- Work instructions
All the records that follow need to be reproduced exactly. Omit the images.
######
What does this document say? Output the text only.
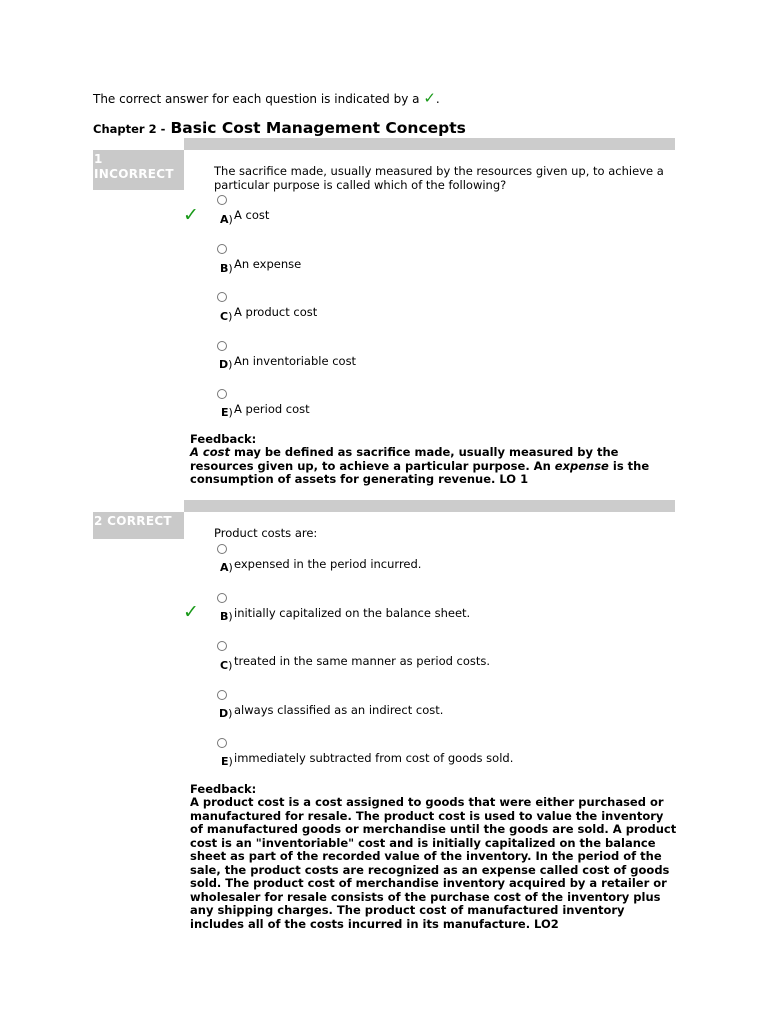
The correct answer for each question is indicated by a ✓.
Chapter 2 - Basic Cost Management Concepts
1
INCORRECT	The sacrifice made, usually measured by the resources given up, to achieve a particular purpose is called which of the following?
✓ A) A cost
B) An expense
C) A product cost
D) An inventoriable cost
E) A period cost
Feedback:
A cost may be defined as sacrifice made, usually measured by the resources given up, to achieve a particular purpose. An expense is the consumption of assets for generating revenue. LO 1
2 CORRECT
Product costs are:
A) expensed in the period incurred.
✓ B) initially capitalized on the balance sheet.
C) treated in the same manner as period costs.
D) always classified as an indirect cost.
E) immediately subtracted from cost of goods sold.
Feedback:
A product cost is a cost assigned to goods that were either purchased or manufactured for resale. The product cost is used to value the inventory of manufactured goods or merchandise until the goods are sold. A product cost is an "inventoriable" cost and is initially capitalized on the balance sheet as part of the recorded value of the inventory. In the period of the sale, the product costs are recognized as an expense called cost of goods sold. The product cost of merchandise inventory acquired by a retailer or wholesaler for resale consists of the purchase cost of the inventory plus any shipping charges. The product cost of manufactured inventory includes all of the costs incurred in its manufacture. LO2
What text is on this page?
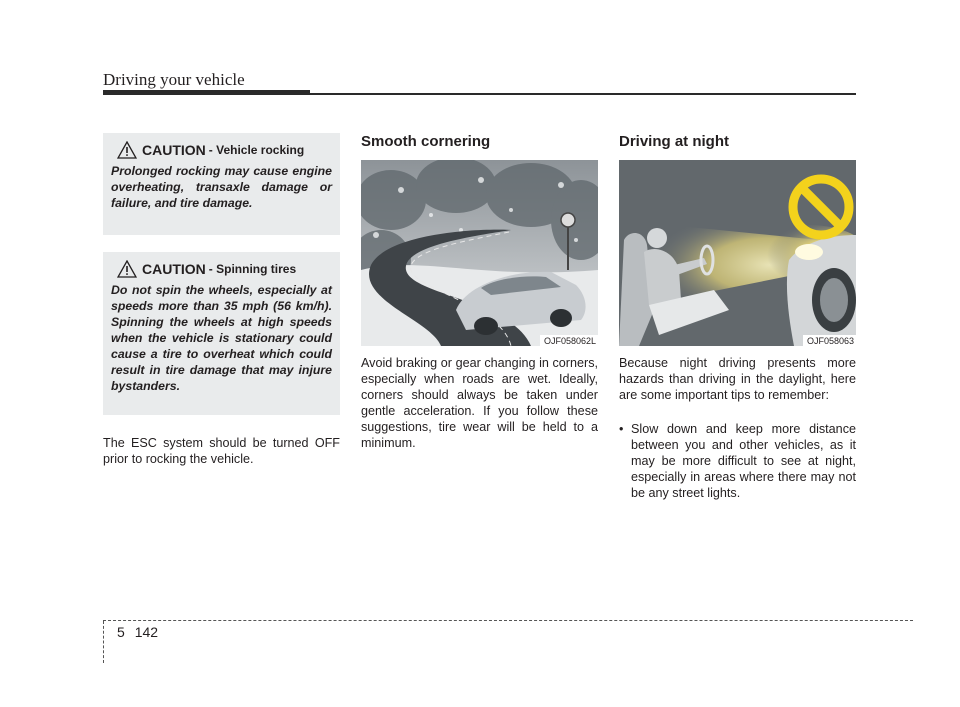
Driving your vehicle
CAUTION - Vehicle rocking
Prolonged rocking may cause engine overheating, transaxle damage or failure, and tire damage.
CAUTION - Spinning tires
Do not spin the wheels, especially at speeds more than 35 mph (56 km/h). Spinning the wheels at high speeds when the vehicle is stationary could cause a tire to overheat which could result in tire damage that may injure bystanders.
The ESC system should be turned OFF prior to rocking the vehicle.
Smooth cornering
OJF058062L
Avoid braking or gear changing in corners, especially when roads are wet. Ideally, corners should always be taken under gentle acceleration. If you follow these suggestions, tire wear will be held to a minimum.
Driving at night
OJF058063
Because night driving presents more hazards than driving in the daylight, here are some important tips to remember:
• Slow down and keep more distance between you and other vehicles, as it may be more difficult to see at night, especially in areas where there may not be any street lights.
5 142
######
- Solution to the exercise
What does this document say? Output the text only.
The correct answer for each question is indicated by a ✓.
Chapter 2 - Basic Cost Management Concepts
1
INCORRECT	The sacrifice made, usually measured by the resources given up, to achieve a particular purpose is called which of the following?
✓ A) A cost
B) An expense
C) A product cost
D) An inventoriable cost
E) A period cost
Feedback:
A cost may be defined as sacrifice made, usually measured by the resources given up, to achieve a particular purpose. An expense is the consumption of assets for generating revenue. LO 1
2 CORRECT
Product costs are:
A) expensed in the period incurred.
✓ B) initially capitalized on the balance sheet.
C) treated in the same manner as period costs.
D) always classified as an indirect cost.
E) immediately subtracted from cost of goods sold.
Feedback:
A product cost is a cost assigned to goods that were either purchased or manufactured for resale. The product cost is used to value the inventory of manufactured goods or merchandise until the goods are sold. A product cost is an "inventoriable" cost and is initially capitalized on the balance sheet as part of the recorded value of the inventory. In the period of the sale, the product costs are recognized as an expense called cost of goods sold. The product cost of merchandise inventory acquired by a retailer or wholesaler for resale consists of the purchase cost of the inventory plus any shipping charges. The product cost of manufactured inventory includes all of the costs incurred in its manufacture. LO2
What text is on this page?
Driving your vehicle
CAUTION - Vehicle rocking
Prolonged rocking may cause engine overheating, transaxle damage or failure, and tire damage.
CAUTION - Spinning tires
Do not spin the wheels, especially at speeds more than 35 mph (56 km/h). Spinning the wheels at high speeds when the vehicle is stationary could cause a tire to overheat which could result in tire damage that may injure bystanders.
The ESC system should be turned OFF prior to rocking the vehicle.
Smooth cornering
OJF058062L
Avoid braking or gear changing in corners, especially when roads are wet. Ideally, corners should always be taken under gentle acceleration. If you follow these suggestions, tire wear will be held to a minimum.
Driving at night
OJF058063
Because night driving presents more hazards than driving in the daylight, here are some important tips to remember:
• Slow down and keep more distance between you and other vehicles, as it may be more difficult to see at night, especially in areas where there may not be any street lights.
5 142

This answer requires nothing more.